◆ **OBJECTIVE**
From the listing below, select every line where the word "使用此状态码" appears.
○ ○ ○ ○
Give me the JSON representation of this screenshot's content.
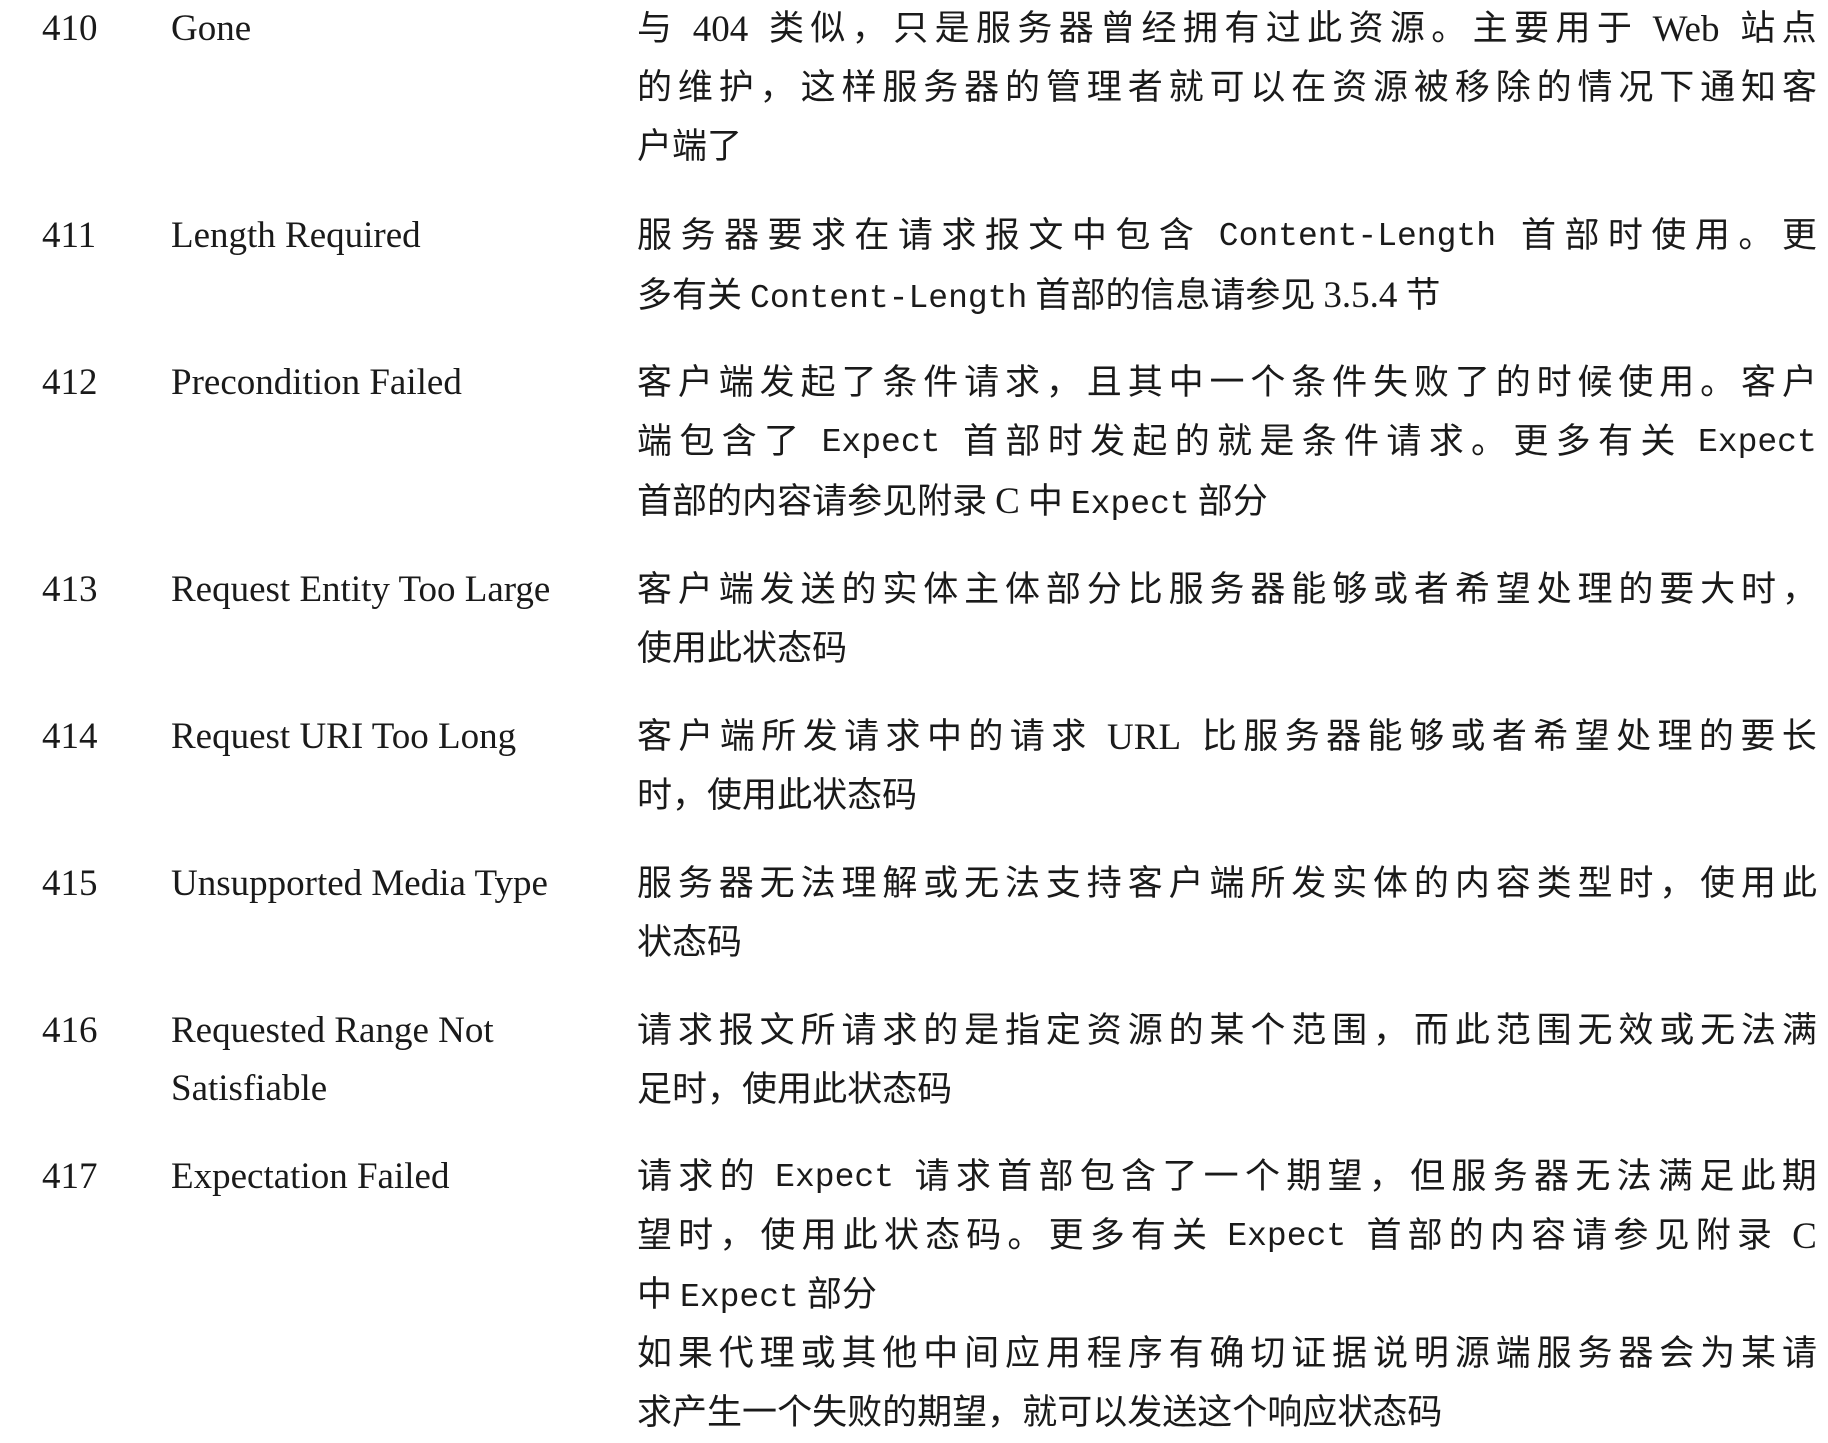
{
  "rows": [
    {
      "code": "410",
      "name": [
        "Gone"
      ],
      "desc": [
        [
          "与 ",
          "404",
          " 类似，只是服务器曾经拥有过此资源。主要用于 ",
          "Web",
          " 站点"
        ],
        [
          "的维护，这样服务器的管理者就可以在资源被移除的情况下通知客"
        ],
        [
          "户端了"
        ]
      ]
    },
    {
      "code": "411",
      "name": [
        "Length Required"
      ],
      "desc": [
        [
          "服务器要求在请求报文中包含 ",
          "Content-Length",
          " 首部时使用。更"
        ],
        [
          "多有关 ",
          "Content-Length",
          " 首部的信息请参见 ",
          "3.5.4",
          " 节"
        ]
      ]
    },
    {
      "code": "412",
      "name": [
        "Precondition Failed"
      ],
      "desc": [
        [
          "客户端发起了条件请求，且其中一个条件失败了的时候使用。客户"
        ],
        [
          "端包含了 ",
          "Expect",
          " 首部时发起的就是条件请求。更多有关 ",
          "Expect"
        ],
        [
          "首部的内容请参见附录 ",
          "C",
          " 中 ",
          "Expect",
          " 部分"
        ]
      ]
    },
    {
      "code": "413",
      "name": [
        "Request Entity Too Large"
      ],
      "desc": [
        [
          "客户端发送的实体主体部分比服务器能够或者希望处理的要大时，"
        ],
        [
          "使用此状态码"
        ]
      ]
    },
    {
      "code": "414",
      "name": [
        "Request URI Too Long"
      ],
      "desc": [
        [
          "客户端所发请求中的请求 ",
          "URL",
          " 比服务器能够或者希望处理的要长"
        ],
        [
          "时，使用此状态码"
        ]
      ]
    },
    {
      "code": "415",
      "name": [
        "Unsupported Media Type"
      ],
      "desc": [
        [
          "服务器无法理解或无法支持客户端所发实体的内容类型时，使用此"
        ],
        [
          "状态码"
        ]
      ]
    },
    {
      "code": "416",
      "name": [
        "Requested Range Not",
        "Satisfiable"
      ],
      "desc": [
        [
          "请求报文所请求的是指定资源的某个范围，而此范围无效或无法满"
        ],
        [
          "足时，使用此状态码"
        ]
      ]
    },
    {
      "code": "417",
      "name": [
        "Expectation Failed"
      ],
      "desc": [
        [
          "请求的 ",
          "Expect",
          " 请求首部包含了一个期望，但服务器无法满足此期"
        ],
        [
          "望时，使用此状态码。更多有关 ",
          "Expect",
          " 首部的内容请参见附录 ",
          "C"
        ],
        [
          "中 ",
          "Expect",
          " 部分"
        ],
        [
          "如果代理或其他中间应用程序有确切证据说明源端服务器会为某请"
        ],
        [
          "求产生一个失败的期望，就可以发送这个响应状态码"
        ]
      ]
    }
  ]
}
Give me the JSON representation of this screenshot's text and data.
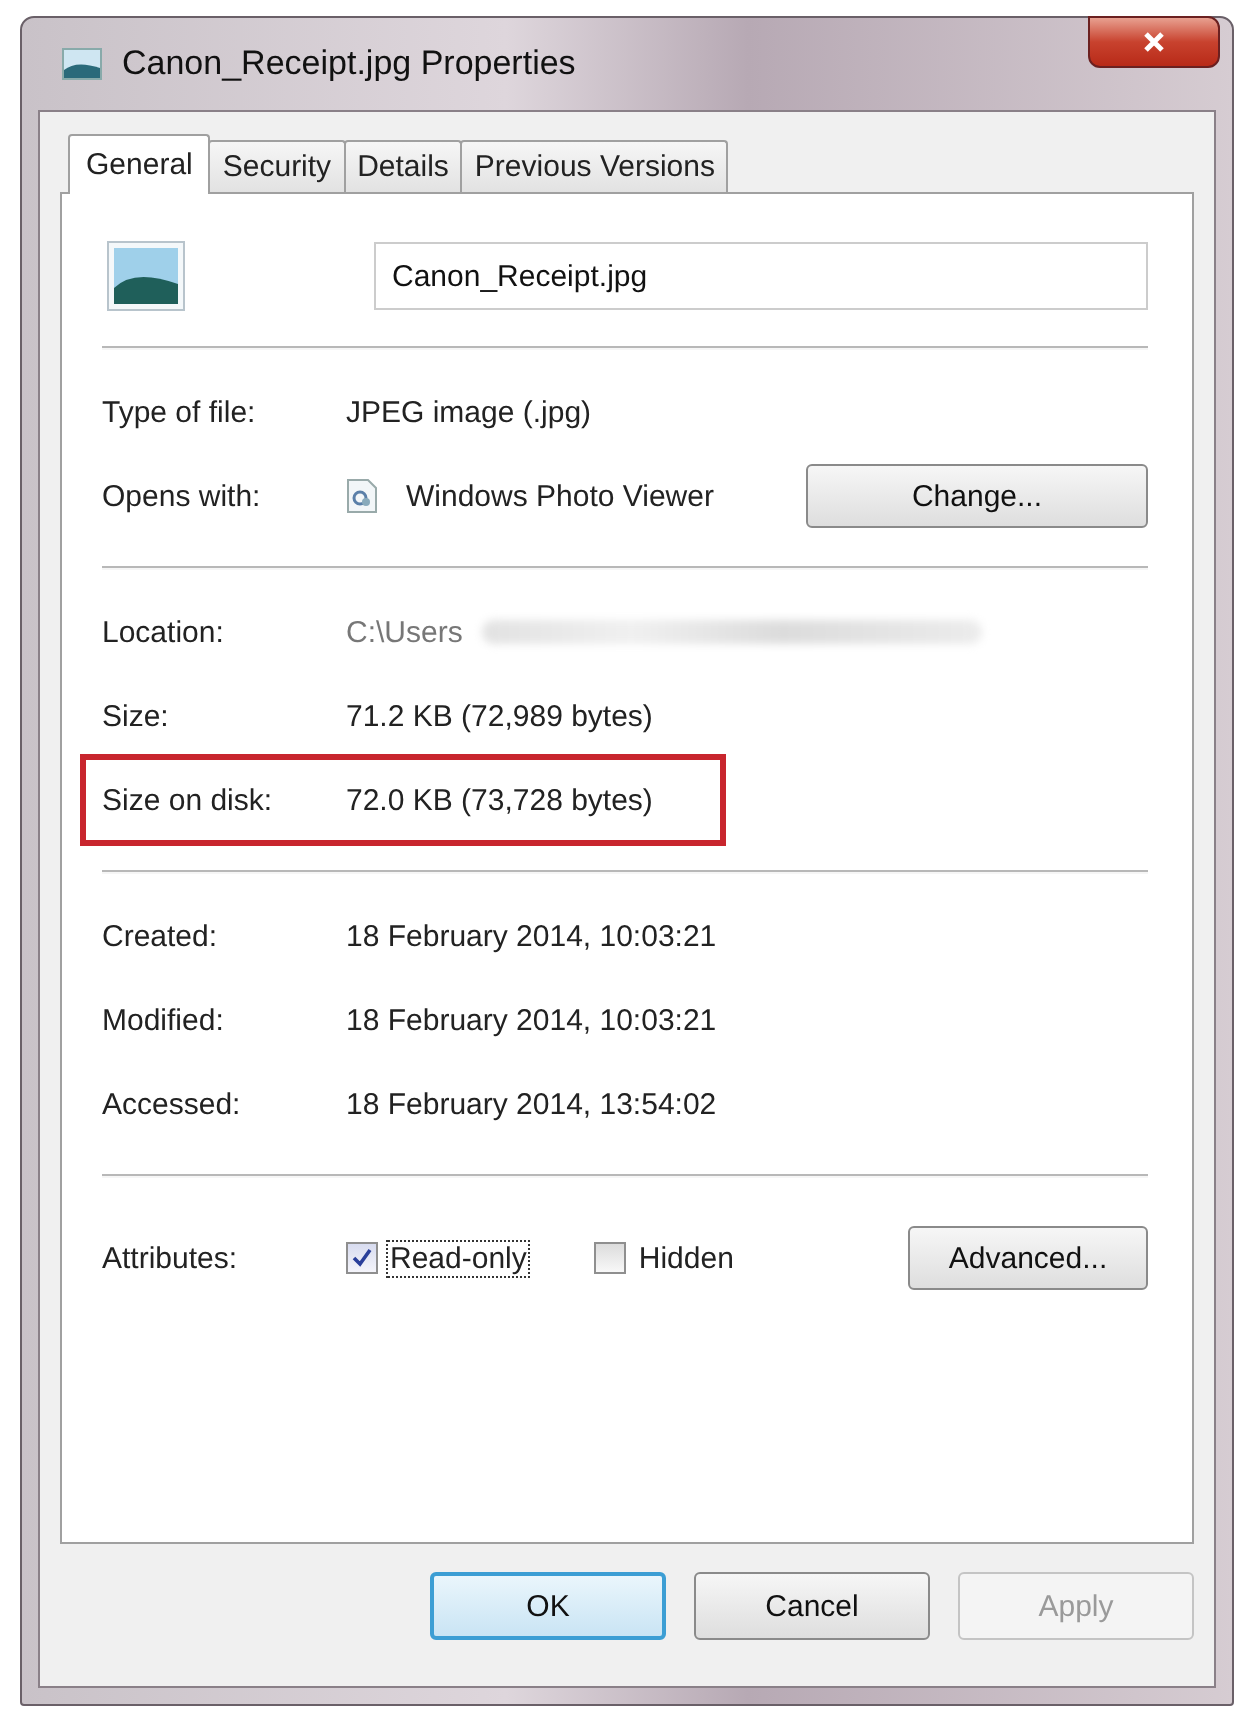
{
  "window": {
    "title": "Canon_Receipt.jpg Properties"
  },
  "tabs": [
    {
      "label": "General",
      "selected": true
    },
    {
      "label": "Security",
      "selected": false
    },
    {
      "label": "Details",
      "selected": false
    },
    {
      "label": "Previous Versions",
      "selected": false
    }
  ],
  "file_name": {
    "value": "Canon_Receipt.jpg"
  },
  "sections": [
    {
      "rows": [
        {
          "label": "Type of file:",
          "value": "JPEG image (.jpg)"
        },
        {
          "label": "Opens with:",
          "value": "Windows Photo Viewer",
          "kind": "app",
          "button": "Change..."
        }
      ]
    },
    {
      "rows": [
        {
          "label": "Location:",
          "value": "C:\\Users",
          "kind": "redacted"
        },
        {
          "label": "Size:",
          "value": "71.2 KB (72,989 bytes)"
        },
        {
          "label": "Size on disk:",
          "value": "72.0 KB (73,728 bytes)",
          "highlighted": true
        }
      ]
    },
    {
      "rows": [
        {
          "label": "Created:",
          "value": "18 February 2014, 10:03:21"
        },
        {
          "label": "Modified:",
          "value": "18 February 2014, 10:03:21"
        },
        {
          "label": "Accessed:",
          "value": "18 February 2014, 13:54:02"
        }
      ]
    }
  ],
  "attributes": {
    "label": "Attributes:",
    "checkboxes": [
      {
        "label": "Read-only",
        "checked": true,
        "focused": true
      },
      {
        "label": "Hidden",
        "checked": false,
        "focused": false
      }
    ],
    "button": "Advanced..."
  },
  "buttons": [
    {
      "label": "OK",
      "default": true,
      "disabled": false
    },
    {
      "label": "Cancel",
      "default": false,
      "disabled": false
    },
    {
      "label": "Apply",
      "default": false,
      "disabled": true
    }
  ]
}
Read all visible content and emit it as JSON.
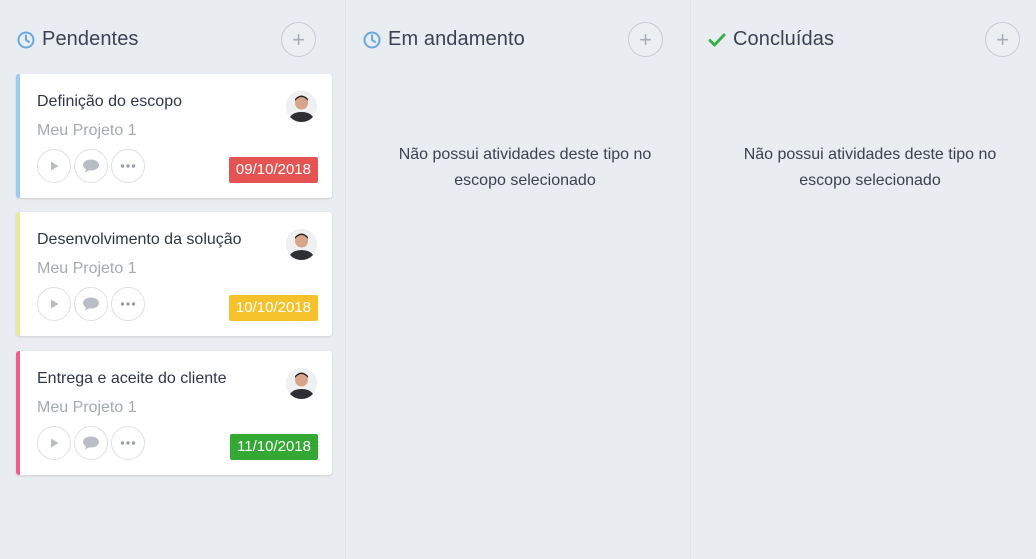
{
  "columns": [
    {
      "title": "Pendentes",
      "icon": "clock-icon",
      "icon_color": "#6aa8e0",
      "add_label": "+",
      "cards": [
        {
          "title": "Definição do escopo",
          "project": "Meu Projeto 1",
          "date": "09/10/2018",
          "date_color": "#e55353",
          "accent": "#9ccbf0"
        },
        {
          "title": "Desenvolvimento da solução",
          "project": "Meu Projeto 1",
          "date": "10/10/2018",
          "date_color": "#f6c22b",
          "accent": "#e8ea9a"
        },
        {
          "title": "Entrega e aceite do cliente",
          "project": "Meu Projeto 1",
          "date": "11/10/2018",
          "date_color": "#33a933",
          "accent": "#f25e8c"
        }
      ]
    },
    {
      "title": "Em andamento",
      "icon": "clock-icon",
      "icon_color": "#6aa8e0",
      "add_label": "+",
      "empty_line1": "Não possui atividades deste tipo no",
      "empty_line2": "escopo selecionado"
    },
    {
      "title": "Concluídas",
      "icon": "check-icon",
      "icon_color": "#35b24a",
      "add_label": "+",
      "empty_line1": "Não possui atividades deste tipo no",
      "empty_line2": "escopo selecionado"
    }
  ]
}
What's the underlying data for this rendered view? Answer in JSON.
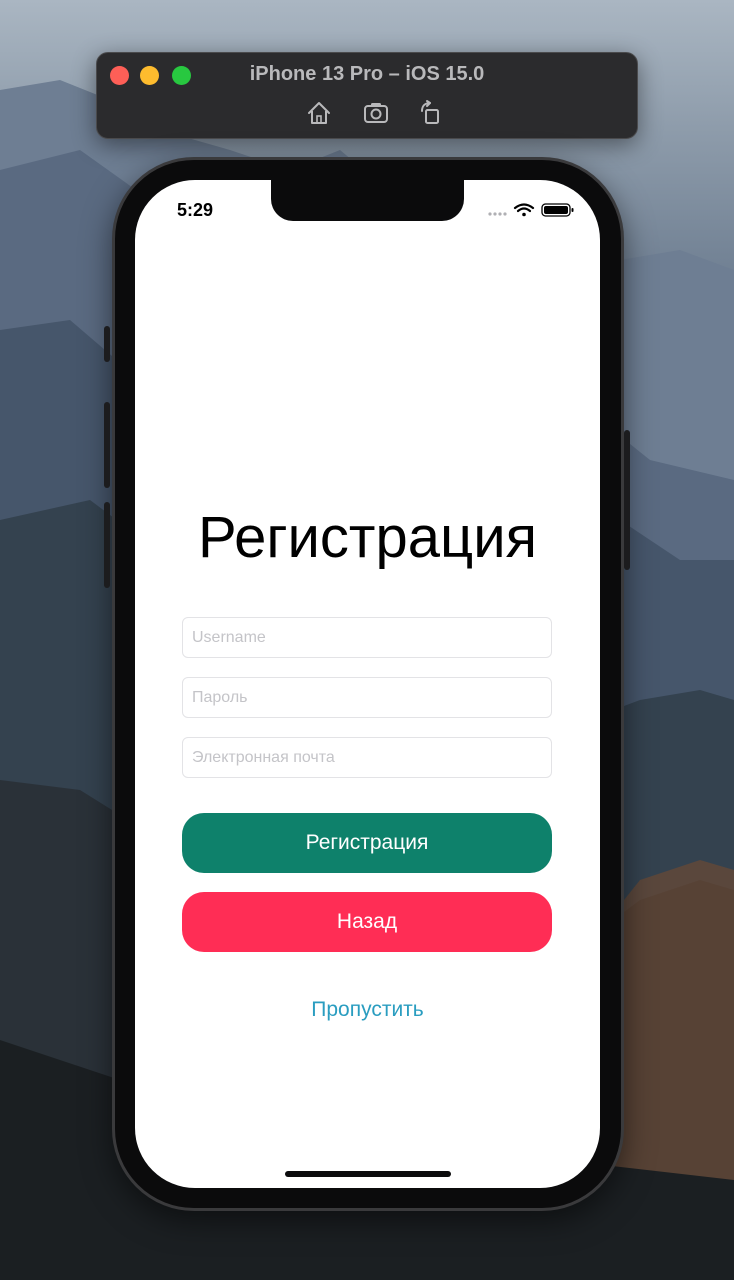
{
  "simulator": {
    "title": "iPhone 13 Pro – iOS 15.0",
    "tools": [
      "home-icon",
      "screenshot-icon",
      "rotate-icon"
    ]
  },
  "status_bar": {
    "time": "5:29",
    "icons": [
      "signal-dots-icon",
      "wifi-icon",
      "battery-icon"
    ]
  },
  "screen": {
    "title": "Регистрация",
    "fields": {
      "username_placeholder": "Username",
      "password_placeholder": "Пароль",
      "email_placeholder": "Электронная почта"
    },
    "buttons": {
      "register": "Регистрация",
      "back": "Назад",
      "skip": "Пропустить"
    }
  },
  "colors": {
    "register_button": "#0e816b",
    "back_button": "#ff2d55",
    "skip_link": "#2a9dc0"
  }
}
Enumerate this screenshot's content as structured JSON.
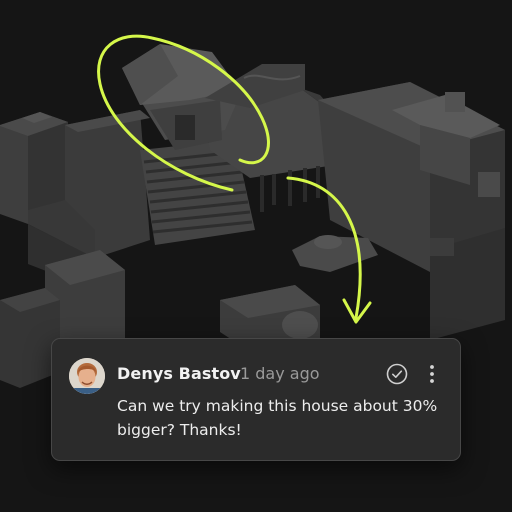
○ ○ ○ ○
◆ **WRITTEN ANSWER**
          "使用此状态码"
          "时，使用此状态码"
          "足时，使用此状态码"
          "望时，使用此状态码。更多有关 ",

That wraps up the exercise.